BRIEF: From the line that contains "Convert this screenshot" down to the last line of the data below, restate every line word for word, skipping any images.

PROVIDED ENTRIES:
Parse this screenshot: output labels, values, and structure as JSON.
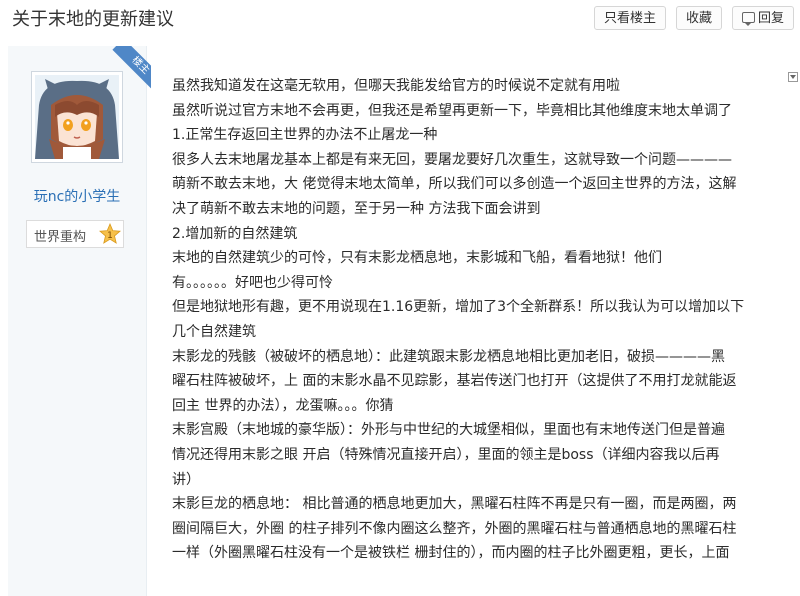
{
  "thread": {
    "title": "关于末地的更新建议"
  },
  "toolbar": {
    "only_op_label": "只看楼主",
    "favorite_label": "收藏",
    "reply_label": "回复"
  },
  "author": {
    "badge": "楼主",
    "name": "玩nc的小学生",
    "rank_label": "世界重构",
    "rank_level": "1"
  },
  "post": {
    "lines": [
      "虽然我知道发在这毫无软用，但哪天我能发给官方的时候说不定就有用啦",
      "虽然听说过官方末地不会再更，但我还是希望再更新一下，毕竟相比其他维度末地太单调了",
      "1.正常生存返回主世界的办法不止屠龙一种",
      "很多人去末地屠龙基本上都是有来无回，要屠龙要好几次重生，这就导致一个问题————",
      "萌新不敢去末地，大 佬觉得末地太简单，所以我们可以多创造一个返回主世界的方法，这解",
      "决了萌新不敢去末地的问题，至于另一种 方法我下面会讲到",
      "2.增加新的自然建筑",
      "末地的自然建筑少的可怜，只有末影龙栖息地，末影城和飞船，看看地狱！他们",
      "有。。。。。。好吧也少得可怜",
      "但是地狱地形有趣，更不用说现在1.16更新，增加了3个全新群系！所以我认为可以增加以下",
      "几个自然建筑",
      "末影龙的残骸（被破坏的栖息地）：此建筑跟末影龙栖息地相比更加老旧，破损————黑",
      "曜石柱阵被破坏，上 面的末影水晶不见踪影，基岩传送门也打开（这提供了不用打龙就能返",
      "回主 世界的办法），龙蛋嘛。。。你猜",
      "末影宫殿（末地城的豪华版）：外形与中世纪的大城堡相似，里面也有末地传送门但是普遍",
      "情况还得用末影之眼 开启（特殊情况直接开启），里面的领主是boss（详细内容我以后再",
      "讲）",
      "末影巨龙的栖息地： 相比普通的栖息地更加大，黑曜石柱阵不再是只有一圈，而是两圈，两",
      "圈间隔巨大，外圈 的柱子排列不像内圈这么整齐，外圈的黑曜石柱与普通栖息地的黑曜石柱",
      "一样（外圈黑曜石柱没有一个是被铁栏 栅封住的），而内圈的柱子比外圈更粗，更长，上面"
    ]
  },
  "colors": {
    "link": "#2a6fb5",
    "badge": "#4f87c7",
    "sidebar_bg": "#f5f8fa"
  }
}
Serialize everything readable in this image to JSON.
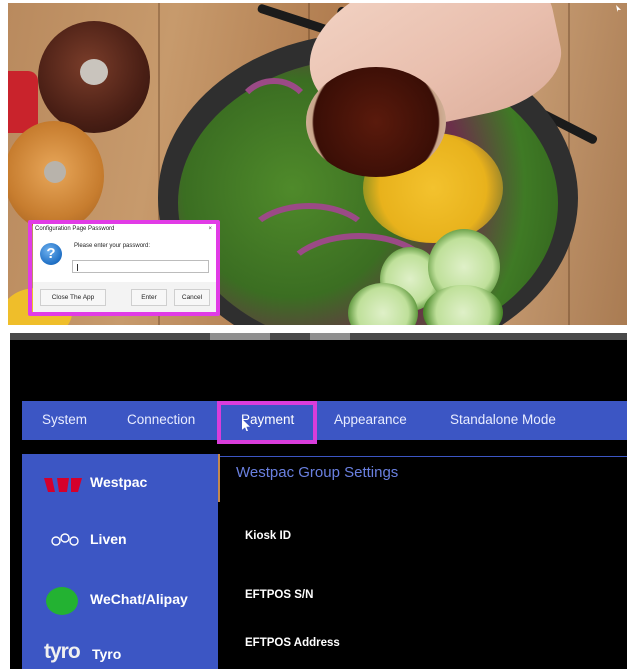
{
  "dialog": {
    "title": "Configuration Page Password",
    "close_glyph": "×",
    "icon": "question-icon",
    "prompt": "Please enter your password:",
    "password_value": "",
    "buttons": {
      "close_app": "Close The App",
      "enter": "Enter",
      "cancel": "Cancel"
    },
    "highlight_color": "#e13be6"
  },
  "app": {
    "tabs": [
      {
        "label": "System"
      },
      {
        "label": "Connection"
      },
      {
        "label": "Payment",
        "active": true
      },
      {
        "label": "Appearance"
      },
      {
        "label": "Standalone Mode"
      }
    ],
    "sidebar": [
      {
        "label": "Westpac",
        "icon": "westpac-logo-icon"
      },
      {
        "label": "Liven",
        "icon": "liven-logo-icon"
      },
      {
        "label": "WeChat/Alipay",
        "icon": "wechat-logo-icon"
      },
      {
        "label": "Tyro",
        "logo_text": "tyro",
        "icon": "tyro-logo-icon"
      }
    ],
    "content": {
      "title": "Westpac Group Settings",
      "fields": [
        "Kiosk ID",
        "EFTPOS S/N",
        "EFTPOS Address"
      ]
    },
    "colors": {
      "nav_blue": "#3c56c4",
      "title_blue": "#6a80e0",
      "highlight": "#d93ddb",
      "westpac_red": "#d5002b",
      "wechat_green": "#23b232"
    }
  }
}
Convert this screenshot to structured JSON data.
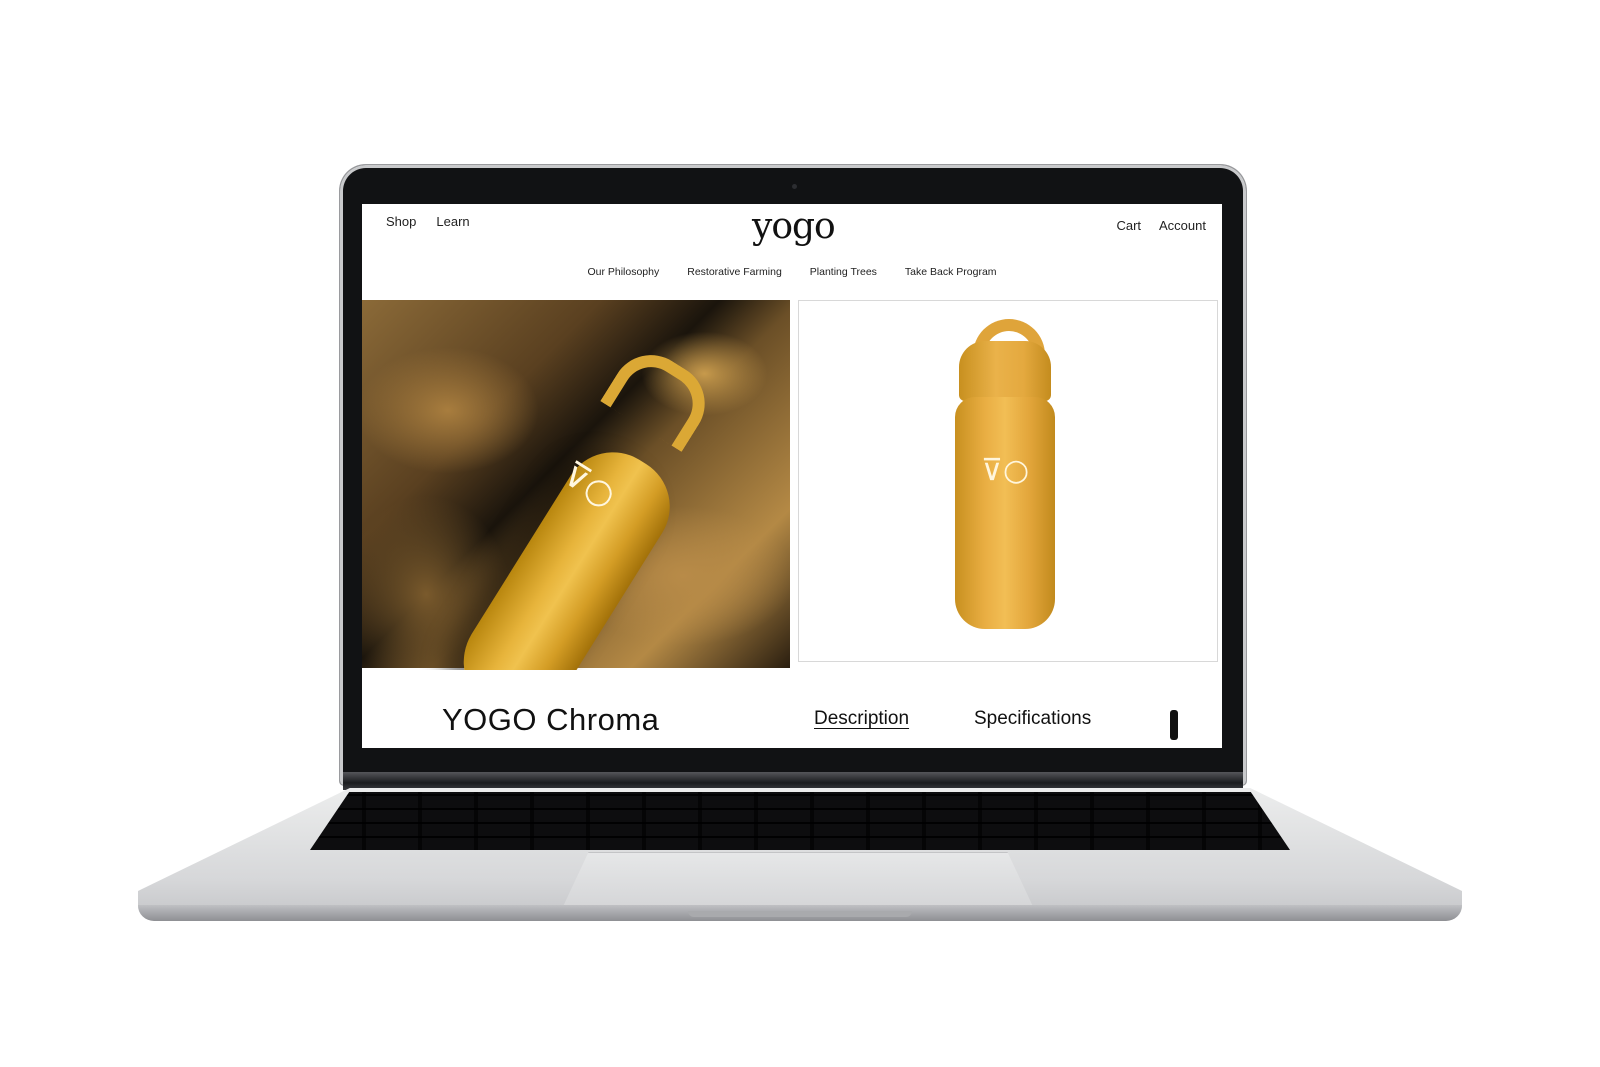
{
  "header": {
    "nav_left": [
      "Shop",
      "Learn"
    ],
    "logo": "yogo",
    "nav_right": [
      "Cart",
      "Account"
    ]
  },
  "subnav": [
    "Our Philosophy",
    "Restorative Farming",
    "Planting Trees",
    "Take Back Program"
  ],
  "product": {
    "title": "YOGO Chroma",
    "tabs": [
      "Description",
      "Specifications"
    ],
    "active_tab": "Description",
    "color": "#e6a93e"
  }
}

SOLVED EXERCISE:
Convert this screenshot to structured JSON data.
{
  "header": {
    "nav_left": [
      "Shop",
      "Learn"
    ],
    "logo": "yogo",
    "nav_right": [
      "Cart",
      "Account"
    ]
  },
  "subnav": [
    "Our Philosophy",
    "Restorative Farming",
    "Planting Trees",
    "Take Back Program"
  ],
  "product": {
    "title": "YOGO Chroma",
    "tabs": [
      "Description",
      "Specifications"
    ],
    "active_tab": "Description",
    "color": "#e6a93e"
  }
}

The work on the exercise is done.